↓↓↓

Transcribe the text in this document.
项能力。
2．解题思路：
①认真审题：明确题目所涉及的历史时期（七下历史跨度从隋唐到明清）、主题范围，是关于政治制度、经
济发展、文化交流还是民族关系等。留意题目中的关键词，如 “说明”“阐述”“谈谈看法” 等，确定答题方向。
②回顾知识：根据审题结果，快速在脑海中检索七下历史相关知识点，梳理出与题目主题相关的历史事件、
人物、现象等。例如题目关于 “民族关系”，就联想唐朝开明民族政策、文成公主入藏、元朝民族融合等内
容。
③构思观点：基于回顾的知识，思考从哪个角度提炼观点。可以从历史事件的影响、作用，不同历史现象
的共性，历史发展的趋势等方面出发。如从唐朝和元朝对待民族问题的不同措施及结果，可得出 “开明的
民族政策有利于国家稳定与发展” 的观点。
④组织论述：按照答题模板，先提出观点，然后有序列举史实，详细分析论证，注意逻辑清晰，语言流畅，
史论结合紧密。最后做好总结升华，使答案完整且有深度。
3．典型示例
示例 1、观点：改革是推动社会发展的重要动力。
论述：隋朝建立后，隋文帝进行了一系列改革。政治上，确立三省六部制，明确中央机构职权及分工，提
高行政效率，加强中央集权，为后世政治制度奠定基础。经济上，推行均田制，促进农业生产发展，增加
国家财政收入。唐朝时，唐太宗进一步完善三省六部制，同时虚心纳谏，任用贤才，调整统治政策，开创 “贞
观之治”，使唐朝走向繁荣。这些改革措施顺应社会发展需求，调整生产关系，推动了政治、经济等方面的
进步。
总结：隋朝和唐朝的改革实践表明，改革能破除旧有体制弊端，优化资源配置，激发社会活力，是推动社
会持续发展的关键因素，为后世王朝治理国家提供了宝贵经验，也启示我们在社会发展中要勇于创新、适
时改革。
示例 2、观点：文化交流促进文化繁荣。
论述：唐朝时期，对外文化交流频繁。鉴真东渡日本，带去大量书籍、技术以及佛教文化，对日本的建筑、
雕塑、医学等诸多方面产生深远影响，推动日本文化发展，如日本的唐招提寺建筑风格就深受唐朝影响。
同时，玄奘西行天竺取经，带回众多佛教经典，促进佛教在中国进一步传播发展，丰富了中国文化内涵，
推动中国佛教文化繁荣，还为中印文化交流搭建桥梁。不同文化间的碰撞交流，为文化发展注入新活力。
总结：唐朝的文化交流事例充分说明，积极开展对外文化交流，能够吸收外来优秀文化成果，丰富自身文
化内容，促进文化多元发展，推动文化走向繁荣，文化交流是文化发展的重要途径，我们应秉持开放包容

↑↑↑

(Stated problem):
Reproduce the data shown above exactly.

(Task output):
Transcribe the text in this document.
项能力。
2．解题思路：
①认真审题：明确题目所涉及的历史时期（七下历史跨度从隋唐到明清）、主题范围，是关于政治制度、经
济发展、文化交流还是民族关系等。留意题目中的关键词，如 “说明”“阐述”“谈谈看法” 等，确定答题方向。
②回顾知识：根据审题结果，快速在脑海中检索七下历史相关知识点，梳理出与题目主题相关的历史事件、
人物、现象等。例如题目关于 “民族关系”，就联想唐朝开明民族政策、文成公主入藏、元朝民族融合等内
容。
③构思观点：基于回顾的知识，思考从哪个角度提炼观点。可以从历史事件的影响、作用，不同历史现象
的共性，历史发展的趋势等方面出发。如从唐朝和元朝对待民族问题的不同措施及结果，可得出 “开明的
民族政策有利于国家稳定与发展” 的观点。
④组织论述：按照答题模板，先提出观点，然后有序列举史实，详细分析论证，注意逻辑清晰，语言流畅，
史论结合紧密。最后做好总结升华，使答案完整且有深度。
3．典型示例
示例 1、观点：改革是推动社会发展的重要动力。
论述：隋朝建立后，隋文帝进行了一系列改革。政治上，确立三省六部制，明确中央机构职权及分工，提
高行政效率，加强中央集权，为后世政治制度奠定基础。经济上，推行均田制，促进农业生产发展，增加
国家财政收入。唐朝时，唐太宗进一步完善三省六部制，同时虚心纳谏，任用贤才，调整统治政策，开创 “贞
观之治”，使唐朝走向繁荣。这些改革措施顺应社会发展需求，调整生产关系，推动了政治、经济等方面的
进步。
总结：隋朝和唐朝的改革实践表明，改革能破除旧有体制弊端，优化资源配置，激发社会活力，是推动社
会持续发展的关键因素，为后世王朝治理国家提供了宝贵经验，也启示我们在社会发展中要勇于创新、适
时改革。
示例 2、观点：文化交流促进文化繁荣。
论述：唐朝时期，对外文化交流频繁。鉴真东渡日本，带去大量书籍、技术以及佛教文化，对日本的建筑、
雕塑、医学等诸多方面产生深远影响，推动日本文化发展，如日本的唐招提寺建筑风格就深受唐朝影响。
同时，玄奘西行天竺取经，带回众多佛教经典，促进佛教在中国进一步传播发展，丰富了中国文化内涵，
推动中国佛教文化繁荣，还为中印文化交流搭建桥梁。不同文化间的碰撞交流，为文化发展注入新活力。
总结：唐朝的文化交流事例充分说明，积极开展对外文化交流，能够吸收外来优秀文化成果，丰富自身文
化内容，促进文化多元发展，推动文化走向繁荣，文化交流是文化发展的重要途径，我们应秉持开放包容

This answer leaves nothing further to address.